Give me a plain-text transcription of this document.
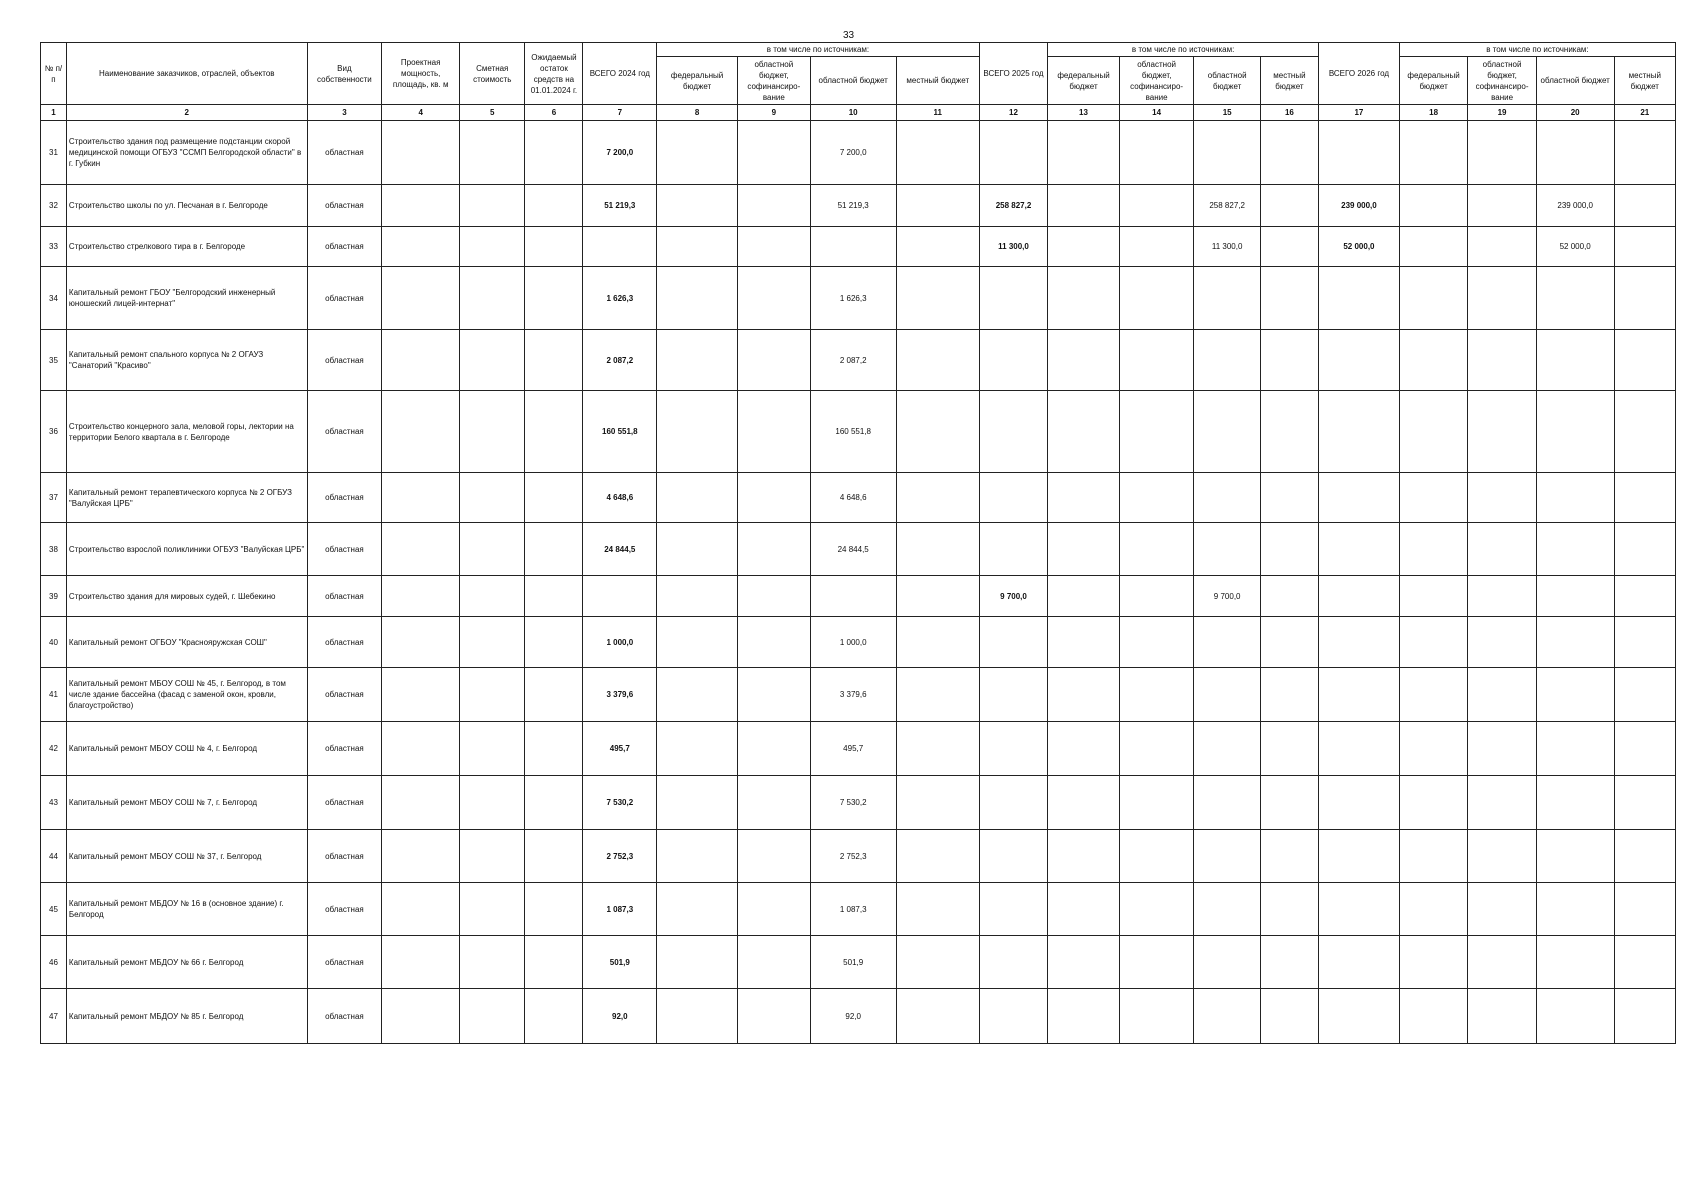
33
№ п/п	Наименование заказчиков, отраслей, объектов	Вид собственности	Проектная мощность, площадь, кв. м	Сметная стоимость	Ожидаемый остаток средств на 01.01.2024 г.	ВСЕГО 2024 год	в том числе по источникам:				ВСЕГО 2025 год	в том числе по источникам:				ВСЕГО 2026 год	в том числе по источникам:			
							федеральный бюджет	областной бюджет, софинансиро-вание	областной бюджет	местный бюджет		федеральный бюджет	областной бюджет, софинансиро-вание	областной бюджет	местный бюджет		федеральный бюджет	областной бюджет, софинансиро-вание	областной бюджет	местный бюджет
1	2	3	4	5	6	7	8	9	10	11	12	13	14	15	16	17	18	19	20	21
31	Строительство здания под размещение подстанции скорой медицинской помощи ОГБУЗ "ССМП Белгородской области" в г. Губкин	областная				7 200,0			7 200,0											
32	Строительство школы по ул. Песчаная в г. Белгороде	областная				51 219,3			51 219,3		258 827,2			258 827,2		239 000,0			239 000,0	
33	Строительство стрелкового тира в г. Белгороде	областная									11 300,0			11 300,0		52 000,0			52 000,0	
34	Капитальный ремонт ГБОУ "Белгородский инженерный юношеский лицей-интернат"	областная				1 626,3			1 626,3											
35	Капитальный ремонт спального корпуса № 2 ОГАУЗ "Санаторий "Красиво"	областная				2 087,2			2 087,2											
36	Строительство концерного зала, меловой горы, лектории на территории Белого квартала в г. Белгороде	областная				160 551,8			160 551,8											
37	Капитальный ремонт терапевтического корпуса № 2 ОГБУЗ "Валуйская ЦРБ"	областная				4 648,6			4 648,6											
38	Строительство взрослой поликлиники ОГБУЗ "Валуйская ЦРБ"	областная				24 844,5			24 844,5											
39	Строительство здания для мировых судей, г. Шебекино	областная									9 700,0			9 700,0						
40	Капитальный ремонт ОГБОУ "Краснояружская СОШ"	областная				1 000,0			1 000,0											
41	Капитальный ремонт МБОУ СОШ № 45, г. Белгород, в том числе здание бассейна (фасад с заменой окон, кровли, благоустройство)	областная				3 379,6			3 379,6											
42	Капитальный ремонт МБОУ СОШ № 4, г. Белгород	областная				495,7			495,7											
43	Капитальный ремонт МБОУ СОШ № 7, г. Белгород	областная				7 530,2			7 530,2											
44	Капитальный ремонт МБОУ СОШ № 37, г. Белгород	областная				2 752,3			2 752,3											
45	Капитальный ремонт МБДОУ № 16 в (основное здание) г. Белгород	областная				1 087,3			1 087,3											
46	Капитальный ремонт МБДОУ № 66 г. Белгород	областная				501,9			501,9											
47	Капитальный ремонт МБДОУ № 85 г. Белгород	областная				92,0			92,0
——————
GOAL: Without including the pictures, return each record above exactly as it stands.

EXERCISE OUTPUT:
Give me a plain-text transcription of this document.
33
№ п/п	Наименование заказчиков, отраслей, объектов	Вид собственности	Проектная мощность, площадь, кв. м	Сметная стоимость	Ожидаемый остаток средств на 01.01.2024 г.	ВСЕГО 2024 год	в том числе по источникам:				ВСЕГО 2025 год	в том числе по источникам:				ВСЕГО 2026 год	в том числе по источникам:			
							федеральный бюджет	областной бюджет, софинансиро-вание	областной бюджет	местный бюджет		федеральный бюджет	областной бюджет, софинансиро-вание	областной бюджет	местный бюджет		федеральный бюджет	областной бюджет, софинансиро-вание	областной бюджет	местный бюджет
1	2	3	4	5	6	7	8	9	10	11	12	13	14	15	16	17	18	19	20	21
31	Строительство здания под размещение подстанции скорой медицинской помощи ОГБУЗ "ССМП Белгородской области" в г. Губкин	областная				7 200,0			7 200,0											
32	Строительство школы по ул. Песчаная в г. Белгороде	областная				51 219,3			51 219,3		258 827,2			258 827,2		239 000,0			239 000,0	
33	Строительство стрелкового тира в г. Белгороде	областная									11 300,0			11 300,0		52 000,0			52 000,0	
34	Капитальный ремонт ГБОУ "Белгородский инженерный юношеский лицей-интернат"	областная				1 626,3			1 626,3											
35	Капитальный ремонт спального корпуса № 2 ОГАУЗ "Санаторий "Красиво"	областная				2 087,2			2 087,2											
36	Строительство концерного зала, меловой горы, лектории на территории Белого квартала в г. Белгороде	областная				160 551,8			160 551,8											
37	Капитальный ремонт терапевтического корпуса № 2 ОГБУЗ "Валуйская ЦРБ"	областная				4 648,6			4 648,6											
38	Строительство взрослой поликлиники ОГБУЗ "Валуйская ЦРБ"	областная				24 844,5			24 844,5											
39	Строительство здания для мировых судей, г. Шебекино	областная									9 700,0			9 700,0						
40	Капитальный ремонт ОГБОУ "Краснояружская СОШ"	областная				1 000,0			1 000,0											
41	Капитальный ремонт МБОУ СОШ № 45, г. Белгород, в том числе здание бассейна (фасад с заменой окон, кровли, благоустройство)	областная				3 379,6			3 379,6											
42	Капитальный ремонт МБОУ СОШ № 4, г. Белгород	областная				495,7			495,7											
43	Капитальный ремонт МБОУ СОШ № 7, г. Белгород	областная				7 530,2			7 530,2											
44	Капитальный ремонт МБОУ СОШ № 37, г. Белгород	областная				2 752,3			2 752,3											
45	Капитальный ремонт МБДОУ № 16 в (основное здание) г. Белгород	областная				1 087,3			1 087,3											
46	Капитальный ремонт МБДОУ № 66 г. Белгород	областная				501,9			501,9											
47	Капитальный ремонт МБДОУ № 85 г. Белгород	областная				92,0			92,0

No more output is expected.